- _Task to complete_:
Every line of the material that follows must be printed again exactly.

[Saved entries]
--
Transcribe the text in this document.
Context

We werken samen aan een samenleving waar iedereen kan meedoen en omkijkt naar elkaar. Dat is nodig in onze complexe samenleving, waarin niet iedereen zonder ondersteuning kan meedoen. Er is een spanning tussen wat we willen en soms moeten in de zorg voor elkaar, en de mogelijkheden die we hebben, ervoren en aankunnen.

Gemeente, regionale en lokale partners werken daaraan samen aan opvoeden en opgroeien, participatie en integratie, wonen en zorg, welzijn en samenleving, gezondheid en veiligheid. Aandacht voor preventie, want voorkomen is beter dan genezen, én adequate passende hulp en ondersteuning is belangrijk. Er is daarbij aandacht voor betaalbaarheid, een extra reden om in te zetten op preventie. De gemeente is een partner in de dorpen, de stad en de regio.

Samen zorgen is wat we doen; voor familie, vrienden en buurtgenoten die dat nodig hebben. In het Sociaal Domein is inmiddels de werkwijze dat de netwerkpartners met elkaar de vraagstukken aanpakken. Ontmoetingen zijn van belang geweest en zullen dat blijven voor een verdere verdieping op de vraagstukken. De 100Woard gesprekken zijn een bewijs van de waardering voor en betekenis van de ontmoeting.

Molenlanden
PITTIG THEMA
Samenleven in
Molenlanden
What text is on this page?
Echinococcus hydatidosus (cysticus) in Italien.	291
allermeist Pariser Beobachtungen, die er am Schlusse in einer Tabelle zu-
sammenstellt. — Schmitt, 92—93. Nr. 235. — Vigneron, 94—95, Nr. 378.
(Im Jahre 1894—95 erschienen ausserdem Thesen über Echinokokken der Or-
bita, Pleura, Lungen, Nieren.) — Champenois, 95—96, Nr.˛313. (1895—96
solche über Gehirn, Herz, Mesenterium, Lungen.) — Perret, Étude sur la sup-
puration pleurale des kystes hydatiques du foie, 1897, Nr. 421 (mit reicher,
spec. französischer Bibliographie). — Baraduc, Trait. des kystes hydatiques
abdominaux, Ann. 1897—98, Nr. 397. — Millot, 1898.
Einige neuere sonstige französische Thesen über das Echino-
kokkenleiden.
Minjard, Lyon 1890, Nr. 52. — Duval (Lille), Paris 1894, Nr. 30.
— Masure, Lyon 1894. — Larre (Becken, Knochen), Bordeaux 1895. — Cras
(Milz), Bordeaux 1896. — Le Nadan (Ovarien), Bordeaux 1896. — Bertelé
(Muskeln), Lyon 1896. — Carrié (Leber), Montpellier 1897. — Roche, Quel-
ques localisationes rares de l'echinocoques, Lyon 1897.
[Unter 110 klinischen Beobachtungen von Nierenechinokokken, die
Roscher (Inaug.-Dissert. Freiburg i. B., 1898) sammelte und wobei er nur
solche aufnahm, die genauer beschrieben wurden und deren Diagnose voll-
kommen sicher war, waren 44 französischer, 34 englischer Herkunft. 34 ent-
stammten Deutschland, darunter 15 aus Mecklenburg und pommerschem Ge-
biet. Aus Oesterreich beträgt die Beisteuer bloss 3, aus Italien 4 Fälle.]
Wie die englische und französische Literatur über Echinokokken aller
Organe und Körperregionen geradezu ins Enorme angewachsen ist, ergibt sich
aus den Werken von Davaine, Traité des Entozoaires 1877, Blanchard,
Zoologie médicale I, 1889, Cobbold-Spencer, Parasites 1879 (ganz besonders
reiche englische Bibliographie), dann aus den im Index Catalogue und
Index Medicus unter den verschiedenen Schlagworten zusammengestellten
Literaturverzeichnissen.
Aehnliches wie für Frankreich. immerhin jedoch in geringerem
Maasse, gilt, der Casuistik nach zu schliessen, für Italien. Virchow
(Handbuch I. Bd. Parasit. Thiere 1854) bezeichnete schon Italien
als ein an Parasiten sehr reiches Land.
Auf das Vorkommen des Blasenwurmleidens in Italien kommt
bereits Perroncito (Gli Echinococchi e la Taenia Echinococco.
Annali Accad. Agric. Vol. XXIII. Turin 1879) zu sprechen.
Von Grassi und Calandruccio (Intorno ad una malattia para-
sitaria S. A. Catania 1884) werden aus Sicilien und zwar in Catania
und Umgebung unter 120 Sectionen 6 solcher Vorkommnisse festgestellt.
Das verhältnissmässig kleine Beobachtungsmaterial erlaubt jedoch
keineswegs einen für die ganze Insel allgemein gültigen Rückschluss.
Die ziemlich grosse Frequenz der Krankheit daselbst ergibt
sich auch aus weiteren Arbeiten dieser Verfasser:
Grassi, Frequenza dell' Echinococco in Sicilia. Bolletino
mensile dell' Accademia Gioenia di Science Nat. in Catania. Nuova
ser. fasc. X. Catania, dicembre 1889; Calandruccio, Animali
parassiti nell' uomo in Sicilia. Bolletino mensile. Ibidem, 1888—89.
--
- _Task response_:
Transcribe the text in this document.
Context

We werken samen aan een samenleving waar iedereen kan meedoen en omkijkt naar elkaar. Dat is nodig in onze complexe samenleving, waarin niet iedereen zonder ondersteuning kan meedoen. Er is een spanning tussen wat we willen en soms moeten in de zorg voor elkaar, en de mogelijkheden die we hebben, ervoren en aankunnen.

Gemeente, regionale en lokale partners werken daaraan samen aan opvoeden en opgroeien, participatie en integratie, wonen en zorg, welzijn en samenleving, gezondheid en veiligheid. Aandacht voor preventie, want voorkomen is beter dan genezen, én adequate passende hulp en ondersteuning is belangrijk. Er is daarbij aandacht voor betaalbaarheid, een extra reden om in te zetten op preventie. De gemeente is een partner in de dorpen, de stad en de regio.

Samen zorgen is wat we doen; voor familie, vrienden en buurtgenoten die dat nodig hebben. In het Sociaal Domein is inmiddels de werkwijze dat de netwerkpartners met elkaar de vraagstukken aanpakken. Ontmoetingen zijn van belang geweest en zullen dat blijven voor een verdere verdieping op de vraagstukken. De 100Woard gesprekken zijn een bewijs van de waardering voor en betekenis van de ontmoeting.

Molenlanden
PITTIG THEMA
Samenleven in
Molenlanden
What text is on this page?
Echinococcus hydatidosus (cysticus) in Italien.	291
allermeist Pariser Beobachtungen, die er am Schlusse in einer Tabelle zu-
sammenstellt. — Schmitt, 92—93. Nr. 235. — Vigneron, 94—95, Nr. 378.
(Im Jahre 1894—95 erschienen ausserdem Thesen über Echinokokken der Or-
bita, Pleura, Lungen, Nieren.) — Champenois, 95—96, Nr.˛313. (1895—96
solche über Gehirn, Herz, Mesenterium, Lungen.) — Perret, Étude sur la sup-
puration pleurale des kystes hydatiques du foie, 1897, Nr. 421 (mit reicher,
spec. französischer Bibliographie). — Baraduc, Trait. des kystes hydatiques
abdominaux, Ann. 1897—98, Nr. 397. — Millot, 1898.
Einige neuere sonstige französische Thesen über das Echino-
kokkenleiden.
Minjard, Lyon 1890, Nr. 52. — Duval (Lille), Paris 1894, Nr. 30.
— Masure, Lyon 1894. — Larre (Becken, Knochen), Bordeaux 1895. — Cras
(Milz), Bordeaux 1896. — Le Nadan (Ovarien), Bordeaux 1896. — Bertelé
(Muskeln), Lyon 1896. — Carrié (Leber), Montpellier 1897. — Roche, Quel-
ques localisationes rares de l'echinocoques, Lyon 1897.
[Unter 110 klinischen Beobachtungen von Nierenechinokokken, die
Roscher (Inaug.-Dissert. Freiburg i. B., 1898) sammelte und wobei er nur
solche aufnahm, die genauer beschrieben wurden und deren Diagnose voll-
kommen sicher war, waren 44 französischer, 34 englischer Herkunft. 34 ent-
stammten Deutschland, darunter 15 aus Mecklenburg und pommerschem Ge-
biet. Aus Oesterreich beträgt die Beisteuer bloss 3, aus Italien 4 Fälle.]
Wie die englische und französische Literatur über Echinokokken aller
Organe und Körperregionen geradezu ins Enorme angewachsen ist, ergibt sich
aus den Werken von Davaine, Traité des Entozoaires 1877, Blanchard,
Zoologie médicale I, 1889, Cobbold-Spencer, Parasites 1879 (ganz besonders
reiche englische Bibliographie), dann aus den im Index Catalogue und
Index Medicus unter den verschiedenen Schlagworten zusammengestellten
Literaturverzeichnissen.
Aehnliches wie für Frankreich. immerhin jedoch in geringerem
Maasse, gilt, der Casuistik nach zu schliessen, für Italien. Virchow
(Handbuch I. Bd. Parasit. Thiere 1854) bezeichnete schon Italien
als ein an Parasiten sehr reiches Land.
Auf das Vorkommen des Blasenwurmleidens in Italien kommt
bereits Perroncito (Gli Echinococchi e la Taenia Echinococco.
Annali Accad. Agric. Vol. XXIII. Turin 1879) zu sprechen.
Von Grassi und Calandruccio (Intorno ad una malattia para-
sitaria S. A. Catania 1884) werden aus Sicilien und zwar in Catania
und Umgebung unter 120 Sectionen 6 solcher Vorkommnisse festgestellt.
Das verhältnissmässig kleine Beobachtungsmaterial erlaubt jedoch
keineswegs einen für die ganze Insel allgemein gültigen Rückschluss.
Die ziemlich grosse Frequenz der Krankheit daselbst ergibt
sich auch aus weiteren Arbeiten dieser Verfasser:
Grassi, Frequenza dell' Echinococco in Sicilia. Bolletino
mensile dell' Accademia Gioenia di Science Nat. in Catania. Nuova
ser. fasc. X. Catania, dicembre 1889; Calandruccio, Animali
parassiti nell' uomo in Sicilia. Bolletino mensile. Ibidem, 1888—89.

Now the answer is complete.